◆ PAGE TEXT:
+++

T3 stimulates resting metabolism and UCP-2 and UCP-3 mRNA but not nonphosphorylating mitochondrial respiration in mice.

The molecular basis for variations in resting metabolic rate (RMR) within a species is unknown. One possibility is that variations in RMR occur because of variations in uncoupling protein 2 (UCP-2) and uncoupling protein 3 (UCP-3) expression, resulting in mitochondrial proton leak differences. We tested the hypothesis that UCP-2 and -3 mRNAs positively correlate with RMR and proton leak. We treated thyroidectomized and sham-operated mice with triiodothyronine (T3) or vehicle and measured RMR, liver, and skeletal muscle mitochondrial nonphosphorylating respiration and UCP-2 and -3 mRNAs. T3 stimulated RMR and liver UCP-2 and gastrocnemius UCP-2 and -3 expression. Mitochondrial respiration was not affected by T3 and did not correlate with UCP-2 and -3 mRNAs. Gastrocnemius UCP-2 and -3 expression did correlate with RMR. We conclude 1) T3 did not influence intrinsic mitochondrial properties such as membrane structure and composition, and 2) variations in UCP-2 and -3 expression may partly explain variations in RMR. One possible explanation for these data is that T3 stimulates the leak in vivo but not in vitro because a posttranslational regulator of UCP-2 and -3 is not retained in the mitochondrial fraction.

+++

◆ TASK PROMPT:
In the abstract on T3 and uncoupling proteins, which tissue's UCP-2 and -3 expression correlated with resting metabolic rate?

◆ MATERIAL SUPPLIED:
+++

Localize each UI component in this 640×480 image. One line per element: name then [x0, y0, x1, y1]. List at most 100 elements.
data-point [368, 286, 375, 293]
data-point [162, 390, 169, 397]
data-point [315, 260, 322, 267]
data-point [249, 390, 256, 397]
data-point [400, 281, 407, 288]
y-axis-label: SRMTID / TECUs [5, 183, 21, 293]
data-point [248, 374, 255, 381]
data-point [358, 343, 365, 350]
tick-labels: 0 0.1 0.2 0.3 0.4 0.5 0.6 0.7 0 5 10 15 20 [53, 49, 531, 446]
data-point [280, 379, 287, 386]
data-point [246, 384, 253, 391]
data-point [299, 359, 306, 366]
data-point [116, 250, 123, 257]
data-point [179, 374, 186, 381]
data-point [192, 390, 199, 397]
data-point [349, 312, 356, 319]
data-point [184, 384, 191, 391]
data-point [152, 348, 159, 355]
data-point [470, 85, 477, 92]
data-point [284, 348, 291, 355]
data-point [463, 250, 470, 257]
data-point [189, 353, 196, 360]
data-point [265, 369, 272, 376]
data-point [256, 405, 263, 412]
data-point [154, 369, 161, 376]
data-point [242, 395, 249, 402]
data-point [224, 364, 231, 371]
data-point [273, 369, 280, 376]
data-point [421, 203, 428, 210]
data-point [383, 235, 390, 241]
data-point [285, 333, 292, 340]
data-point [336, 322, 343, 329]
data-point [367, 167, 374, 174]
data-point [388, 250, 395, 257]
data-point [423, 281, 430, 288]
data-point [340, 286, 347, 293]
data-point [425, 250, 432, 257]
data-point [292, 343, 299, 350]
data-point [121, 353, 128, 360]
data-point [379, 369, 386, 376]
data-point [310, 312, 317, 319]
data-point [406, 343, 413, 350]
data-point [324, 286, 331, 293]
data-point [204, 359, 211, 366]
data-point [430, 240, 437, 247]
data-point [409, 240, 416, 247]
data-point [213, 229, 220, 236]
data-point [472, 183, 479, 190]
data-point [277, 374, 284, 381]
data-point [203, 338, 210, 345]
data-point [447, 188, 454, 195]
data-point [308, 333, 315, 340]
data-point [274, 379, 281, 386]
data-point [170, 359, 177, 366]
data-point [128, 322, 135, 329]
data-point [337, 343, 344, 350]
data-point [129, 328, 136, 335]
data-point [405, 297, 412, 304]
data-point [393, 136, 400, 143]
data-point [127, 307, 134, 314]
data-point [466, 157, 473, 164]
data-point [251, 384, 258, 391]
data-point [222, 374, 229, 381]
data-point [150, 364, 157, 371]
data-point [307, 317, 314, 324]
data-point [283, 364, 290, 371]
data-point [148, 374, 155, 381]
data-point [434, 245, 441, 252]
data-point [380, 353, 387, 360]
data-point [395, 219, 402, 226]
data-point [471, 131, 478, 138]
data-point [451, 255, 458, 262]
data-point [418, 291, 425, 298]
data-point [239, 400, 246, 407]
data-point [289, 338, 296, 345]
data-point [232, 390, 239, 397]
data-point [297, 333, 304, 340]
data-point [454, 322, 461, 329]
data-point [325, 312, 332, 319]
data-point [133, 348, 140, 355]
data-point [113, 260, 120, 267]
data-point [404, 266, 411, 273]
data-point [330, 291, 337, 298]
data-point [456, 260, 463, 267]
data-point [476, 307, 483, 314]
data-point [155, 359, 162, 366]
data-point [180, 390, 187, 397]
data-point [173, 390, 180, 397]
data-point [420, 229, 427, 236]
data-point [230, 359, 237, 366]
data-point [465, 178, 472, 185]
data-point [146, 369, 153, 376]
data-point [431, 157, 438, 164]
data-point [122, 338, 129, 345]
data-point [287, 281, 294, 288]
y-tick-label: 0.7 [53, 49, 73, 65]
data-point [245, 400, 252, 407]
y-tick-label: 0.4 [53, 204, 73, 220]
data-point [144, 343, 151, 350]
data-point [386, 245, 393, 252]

+++

◆ SOLUTION:
Gastrocnemius